What you are asked to do: Below is a listing. Gather each line of it that contains "this".

Records supplied:
--- Begin ---
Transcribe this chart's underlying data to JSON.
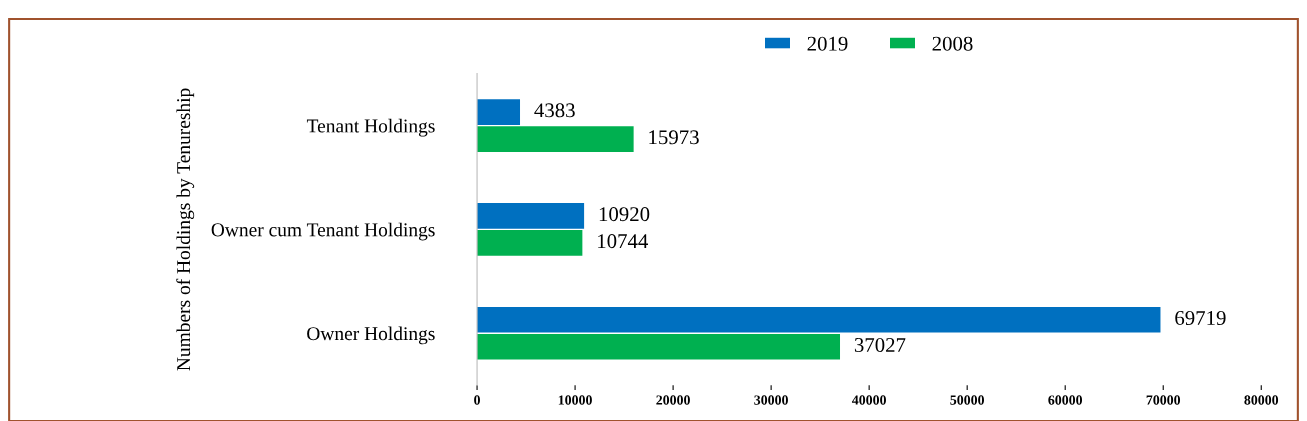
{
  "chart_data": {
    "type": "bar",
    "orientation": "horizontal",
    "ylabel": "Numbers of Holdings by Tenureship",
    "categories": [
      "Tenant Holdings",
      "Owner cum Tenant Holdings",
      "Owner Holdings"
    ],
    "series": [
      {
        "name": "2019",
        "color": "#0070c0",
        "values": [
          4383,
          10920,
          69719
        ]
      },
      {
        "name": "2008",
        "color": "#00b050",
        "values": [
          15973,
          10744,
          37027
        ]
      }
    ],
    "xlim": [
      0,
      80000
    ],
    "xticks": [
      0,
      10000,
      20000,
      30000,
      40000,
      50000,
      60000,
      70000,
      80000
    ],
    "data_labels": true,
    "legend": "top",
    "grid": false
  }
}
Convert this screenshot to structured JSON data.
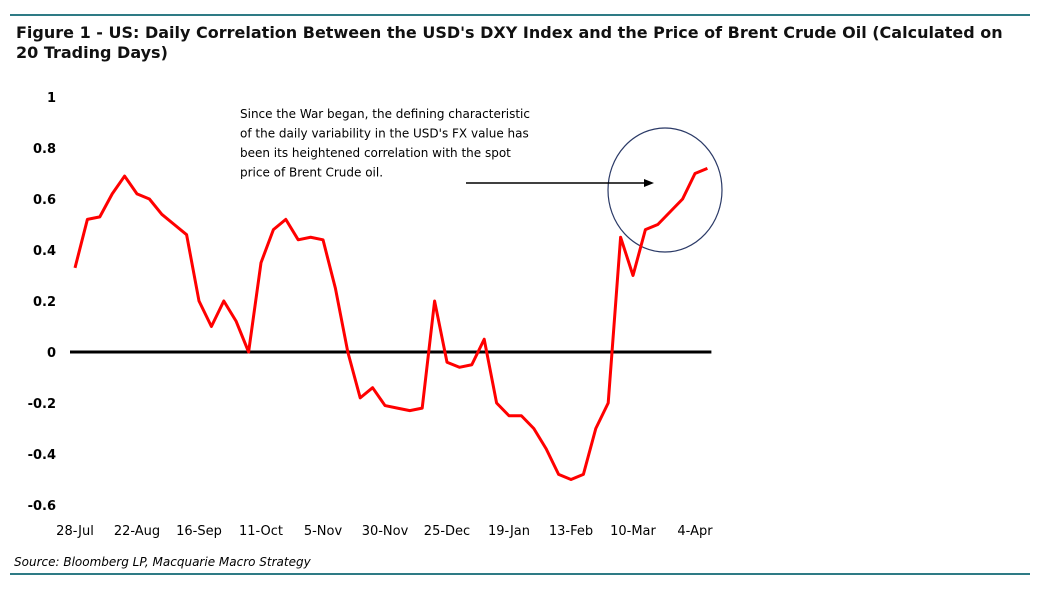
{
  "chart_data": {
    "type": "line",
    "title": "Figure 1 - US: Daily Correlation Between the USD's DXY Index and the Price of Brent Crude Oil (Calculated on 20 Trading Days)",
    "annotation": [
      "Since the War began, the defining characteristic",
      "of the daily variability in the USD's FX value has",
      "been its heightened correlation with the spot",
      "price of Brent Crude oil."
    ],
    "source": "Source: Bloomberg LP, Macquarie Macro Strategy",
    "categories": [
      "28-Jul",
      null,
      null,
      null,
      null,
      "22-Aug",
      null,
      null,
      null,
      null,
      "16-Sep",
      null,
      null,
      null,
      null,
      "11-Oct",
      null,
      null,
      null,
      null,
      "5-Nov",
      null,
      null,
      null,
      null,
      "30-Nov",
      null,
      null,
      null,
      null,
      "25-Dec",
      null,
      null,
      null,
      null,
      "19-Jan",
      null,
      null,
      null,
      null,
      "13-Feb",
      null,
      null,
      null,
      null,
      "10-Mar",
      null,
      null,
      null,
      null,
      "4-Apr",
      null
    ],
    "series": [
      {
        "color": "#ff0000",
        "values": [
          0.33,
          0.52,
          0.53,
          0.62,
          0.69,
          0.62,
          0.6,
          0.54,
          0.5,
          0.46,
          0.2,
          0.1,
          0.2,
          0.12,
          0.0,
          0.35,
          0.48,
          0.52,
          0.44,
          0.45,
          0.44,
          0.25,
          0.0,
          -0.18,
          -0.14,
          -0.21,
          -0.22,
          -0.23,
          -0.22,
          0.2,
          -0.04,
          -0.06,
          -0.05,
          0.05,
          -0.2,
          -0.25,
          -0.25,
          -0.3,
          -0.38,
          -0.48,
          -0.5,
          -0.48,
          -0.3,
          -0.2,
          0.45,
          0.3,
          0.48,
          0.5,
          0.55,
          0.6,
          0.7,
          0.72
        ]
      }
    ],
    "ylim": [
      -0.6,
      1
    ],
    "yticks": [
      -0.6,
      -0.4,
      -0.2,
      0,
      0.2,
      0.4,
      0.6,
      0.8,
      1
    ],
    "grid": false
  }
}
--- End ---
Task answer:
Transcribe this chart's underlying data to JSON.
Convert this screenshot to structured JSON data.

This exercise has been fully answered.